(Aim of the exercise):
In the listing below, find every line with the string "JSON" and pull it out.

(Dataset):
"""

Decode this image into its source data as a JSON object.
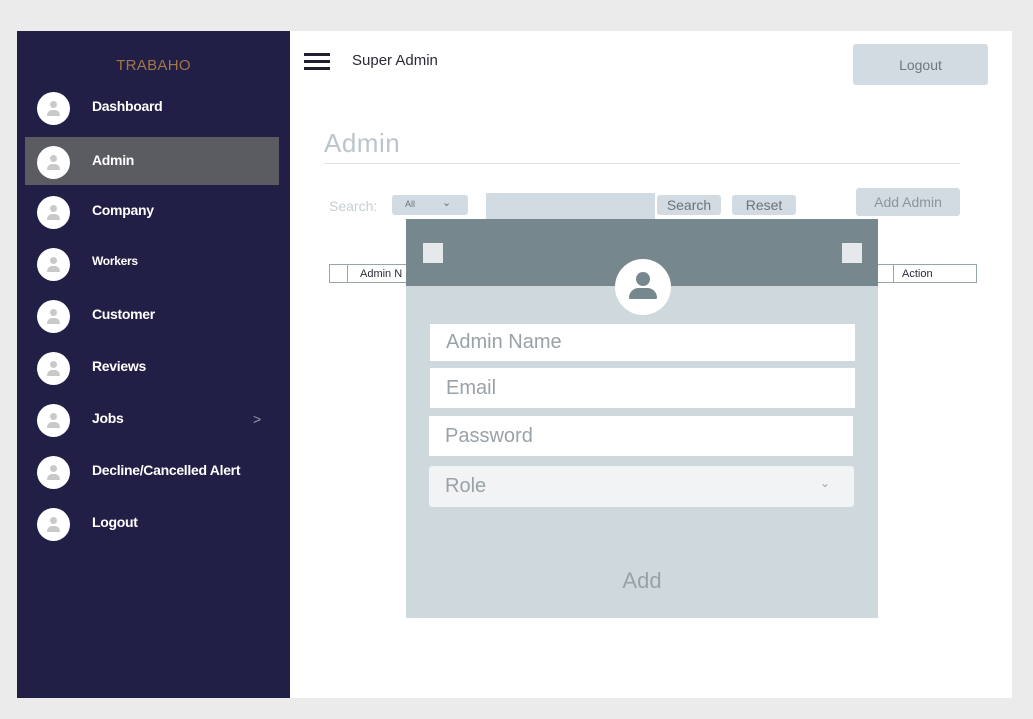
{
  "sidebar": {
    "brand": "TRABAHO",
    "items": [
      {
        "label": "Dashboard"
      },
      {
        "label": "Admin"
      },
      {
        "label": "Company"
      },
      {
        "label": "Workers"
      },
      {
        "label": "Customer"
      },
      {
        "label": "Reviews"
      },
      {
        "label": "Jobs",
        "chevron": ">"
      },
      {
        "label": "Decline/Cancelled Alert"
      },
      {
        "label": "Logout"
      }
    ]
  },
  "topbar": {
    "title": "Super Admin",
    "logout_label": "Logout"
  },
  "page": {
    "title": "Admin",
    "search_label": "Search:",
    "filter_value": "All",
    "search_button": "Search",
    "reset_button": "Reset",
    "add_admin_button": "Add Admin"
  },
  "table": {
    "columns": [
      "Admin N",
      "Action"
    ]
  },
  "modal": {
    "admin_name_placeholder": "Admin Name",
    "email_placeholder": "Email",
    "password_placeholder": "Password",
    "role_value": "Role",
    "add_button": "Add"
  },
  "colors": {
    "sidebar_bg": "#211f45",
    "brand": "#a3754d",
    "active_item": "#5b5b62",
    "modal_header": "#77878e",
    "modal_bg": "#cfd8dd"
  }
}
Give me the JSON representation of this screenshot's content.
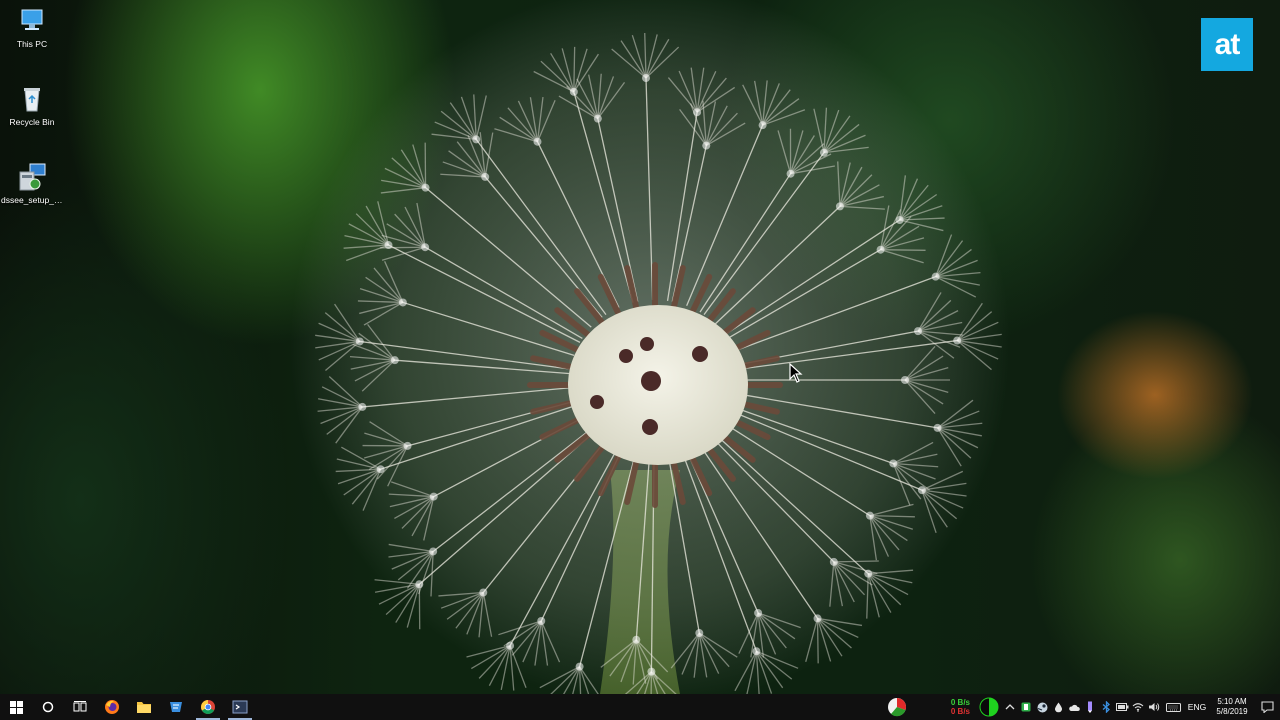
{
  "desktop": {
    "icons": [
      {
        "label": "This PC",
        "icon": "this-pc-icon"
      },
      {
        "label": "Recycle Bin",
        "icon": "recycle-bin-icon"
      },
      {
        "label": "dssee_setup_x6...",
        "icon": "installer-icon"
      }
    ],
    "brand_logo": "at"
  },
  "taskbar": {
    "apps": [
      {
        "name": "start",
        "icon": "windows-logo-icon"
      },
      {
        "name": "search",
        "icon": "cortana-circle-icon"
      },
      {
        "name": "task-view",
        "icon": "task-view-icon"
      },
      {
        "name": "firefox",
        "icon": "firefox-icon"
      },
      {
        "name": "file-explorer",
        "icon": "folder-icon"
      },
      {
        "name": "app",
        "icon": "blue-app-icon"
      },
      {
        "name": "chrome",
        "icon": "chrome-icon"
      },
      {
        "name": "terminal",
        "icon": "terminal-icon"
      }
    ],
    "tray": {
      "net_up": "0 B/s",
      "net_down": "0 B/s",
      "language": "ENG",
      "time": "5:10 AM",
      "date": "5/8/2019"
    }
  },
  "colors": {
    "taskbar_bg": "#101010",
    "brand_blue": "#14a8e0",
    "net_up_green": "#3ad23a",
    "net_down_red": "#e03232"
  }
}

"""
"""

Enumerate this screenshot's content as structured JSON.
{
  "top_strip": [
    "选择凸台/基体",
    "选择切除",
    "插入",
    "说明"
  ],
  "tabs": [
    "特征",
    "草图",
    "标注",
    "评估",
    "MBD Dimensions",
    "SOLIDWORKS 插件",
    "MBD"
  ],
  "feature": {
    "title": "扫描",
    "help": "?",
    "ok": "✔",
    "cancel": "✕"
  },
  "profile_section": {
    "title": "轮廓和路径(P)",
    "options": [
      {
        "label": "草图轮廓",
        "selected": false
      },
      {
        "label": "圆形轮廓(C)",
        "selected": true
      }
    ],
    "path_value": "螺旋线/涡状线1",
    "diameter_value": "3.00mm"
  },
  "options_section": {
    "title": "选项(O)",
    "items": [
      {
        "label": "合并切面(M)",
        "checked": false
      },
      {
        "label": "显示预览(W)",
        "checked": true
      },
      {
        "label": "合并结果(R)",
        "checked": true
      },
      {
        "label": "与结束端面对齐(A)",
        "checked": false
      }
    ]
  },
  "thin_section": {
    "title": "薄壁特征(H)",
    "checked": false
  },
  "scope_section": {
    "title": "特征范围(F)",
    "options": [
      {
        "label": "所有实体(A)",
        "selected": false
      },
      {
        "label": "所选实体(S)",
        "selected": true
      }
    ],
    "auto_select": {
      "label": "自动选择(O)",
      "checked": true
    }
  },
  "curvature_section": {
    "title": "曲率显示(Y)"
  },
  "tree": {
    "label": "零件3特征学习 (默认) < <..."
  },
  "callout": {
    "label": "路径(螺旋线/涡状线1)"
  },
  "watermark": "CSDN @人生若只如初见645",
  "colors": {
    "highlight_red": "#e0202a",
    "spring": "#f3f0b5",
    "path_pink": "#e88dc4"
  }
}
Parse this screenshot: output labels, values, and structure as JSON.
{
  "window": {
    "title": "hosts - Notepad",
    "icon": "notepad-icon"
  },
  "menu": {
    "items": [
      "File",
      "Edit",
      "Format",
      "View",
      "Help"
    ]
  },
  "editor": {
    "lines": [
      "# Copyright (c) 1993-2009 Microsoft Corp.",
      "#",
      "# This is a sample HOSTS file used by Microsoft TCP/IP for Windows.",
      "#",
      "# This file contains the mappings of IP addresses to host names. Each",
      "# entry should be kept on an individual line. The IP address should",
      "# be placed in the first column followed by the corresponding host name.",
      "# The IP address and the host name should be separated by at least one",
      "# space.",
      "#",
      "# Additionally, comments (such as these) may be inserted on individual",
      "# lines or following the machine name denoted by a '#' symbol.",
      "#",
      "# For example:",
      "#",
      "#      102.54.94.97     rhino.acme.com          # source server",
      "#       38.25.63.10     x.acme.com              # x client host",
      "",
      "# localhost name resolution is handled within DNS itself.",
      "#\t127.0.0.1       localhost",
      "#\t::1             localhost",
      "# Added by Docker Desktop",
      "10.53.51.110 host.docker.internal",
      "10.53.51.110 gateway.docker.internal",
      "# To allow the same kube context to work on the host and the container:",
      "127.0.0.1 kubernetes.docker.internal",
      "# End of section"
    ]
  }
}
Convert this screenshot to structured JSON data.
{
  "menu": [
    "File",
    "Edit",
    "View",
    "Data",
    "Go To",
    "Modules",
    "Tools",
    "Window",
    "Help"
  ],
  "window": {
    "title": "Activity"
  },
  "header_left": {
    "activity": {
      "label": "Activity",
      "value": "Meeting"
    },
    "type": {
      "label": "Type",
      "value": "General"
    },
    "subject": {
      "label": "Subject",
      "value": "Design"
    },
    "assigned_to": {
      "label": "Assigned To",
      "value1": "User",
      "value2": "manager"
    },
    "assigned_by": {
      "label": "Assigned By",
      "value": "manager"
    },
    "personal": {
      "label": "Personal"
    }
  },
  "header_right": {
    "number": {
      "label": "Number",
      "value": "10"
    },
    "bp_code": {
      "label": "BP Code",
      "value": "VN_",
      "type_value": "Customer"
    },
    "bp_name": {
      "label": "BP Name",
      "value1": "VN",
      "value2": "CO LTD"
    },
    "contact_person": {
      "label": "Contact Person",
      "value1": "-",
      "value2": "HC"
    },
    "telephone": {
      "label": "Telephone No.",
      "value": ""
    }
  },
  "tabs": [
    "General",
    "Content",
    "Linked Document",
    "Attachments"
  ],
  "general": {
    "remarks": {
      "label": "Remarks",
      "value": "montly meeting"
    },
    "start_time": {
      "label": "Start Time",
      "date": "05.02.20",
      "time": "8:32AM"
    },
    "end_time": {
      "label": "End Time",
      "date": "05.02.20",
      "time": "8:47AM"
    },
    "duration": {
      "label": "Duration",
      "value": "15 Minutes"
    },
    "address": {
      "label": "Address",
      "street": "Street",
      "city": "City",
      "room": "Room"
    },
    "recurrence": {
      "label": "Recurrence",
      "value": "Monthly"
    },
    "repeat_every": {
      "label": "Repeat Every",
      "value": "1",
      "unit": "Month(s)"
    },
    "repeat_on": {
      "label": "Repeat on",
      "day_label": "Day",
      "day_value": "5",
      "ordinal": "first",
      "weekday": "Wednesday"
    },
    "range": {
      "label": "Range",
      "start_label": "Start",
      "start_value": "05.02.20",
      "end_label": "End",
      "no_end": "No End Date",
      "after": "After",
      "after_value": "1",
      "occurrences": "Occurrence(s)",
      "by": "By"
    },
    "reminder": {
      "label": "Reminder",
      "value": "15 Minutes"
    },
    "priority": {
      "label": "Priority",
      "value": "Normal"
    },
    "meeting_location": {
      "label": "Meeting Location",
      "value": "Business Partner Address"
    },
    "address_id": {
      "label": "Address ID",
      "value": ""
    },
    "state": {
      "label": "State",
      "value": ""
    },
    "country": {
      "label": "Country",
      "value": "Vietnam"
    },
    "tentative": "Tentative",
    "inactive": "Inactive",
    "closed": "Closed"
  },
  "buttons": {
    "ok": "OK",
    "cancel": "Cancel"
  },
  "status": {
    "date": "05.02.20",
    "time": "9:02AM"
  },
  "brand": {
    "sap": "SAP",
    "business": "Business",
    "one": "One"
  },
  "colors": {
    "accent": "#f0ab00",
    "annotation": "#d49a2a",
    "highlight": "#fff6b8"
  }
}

"""
"""

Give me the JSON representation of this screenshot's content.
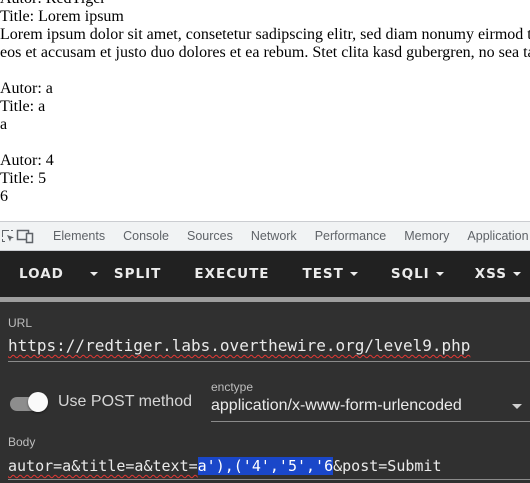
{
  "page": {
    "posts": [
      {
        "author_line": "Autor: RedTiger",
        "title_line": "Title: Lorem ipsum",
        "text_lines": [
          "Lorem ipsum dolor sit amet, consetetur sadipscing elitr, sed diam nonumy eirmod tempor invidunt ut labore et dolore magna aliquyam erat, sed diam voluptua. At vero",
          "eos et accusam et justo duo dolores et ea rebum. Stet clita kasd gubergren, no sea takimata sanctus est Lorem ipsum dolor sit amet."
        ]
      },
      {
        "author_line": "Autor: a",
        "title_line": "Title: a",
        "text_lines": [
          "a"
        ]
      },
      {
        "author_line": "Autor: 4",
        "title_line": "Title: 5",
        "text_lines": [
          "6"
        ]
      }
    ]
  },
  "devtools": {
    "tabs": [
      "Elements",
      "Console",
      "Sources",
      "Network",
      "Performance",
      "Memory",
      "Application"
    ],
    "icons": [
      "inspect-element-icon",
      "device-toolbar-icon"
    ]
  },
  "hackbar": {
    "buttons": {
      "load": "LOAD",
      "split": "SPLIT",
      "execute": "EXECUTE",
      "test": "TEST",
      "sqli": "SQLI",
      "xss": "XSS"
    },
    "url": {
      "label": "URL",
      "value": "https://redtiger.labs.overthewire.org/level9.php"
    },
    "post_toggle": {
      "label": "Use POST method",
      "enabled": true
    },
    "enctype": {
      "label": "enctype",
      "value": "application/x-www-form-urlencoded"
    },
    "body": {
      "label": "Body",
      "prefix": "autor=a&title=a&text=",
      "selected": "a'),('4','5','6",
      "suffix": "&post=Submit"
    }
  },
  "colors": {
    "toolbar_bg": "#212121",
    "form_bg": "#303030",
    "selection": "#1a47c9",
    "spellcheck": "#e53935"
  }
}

"""

(Finished task):
Decode this image into its source data as a JSON object.
Give me the JSON representation of this screenshot's content.
Enumerate this screenshot's content as structured JSON.
Parse this screenshot: output labels, values, and structure as JSON.
Convert this screenshot to structured JSON data.
Give me the JSON representation of this screenshot's content.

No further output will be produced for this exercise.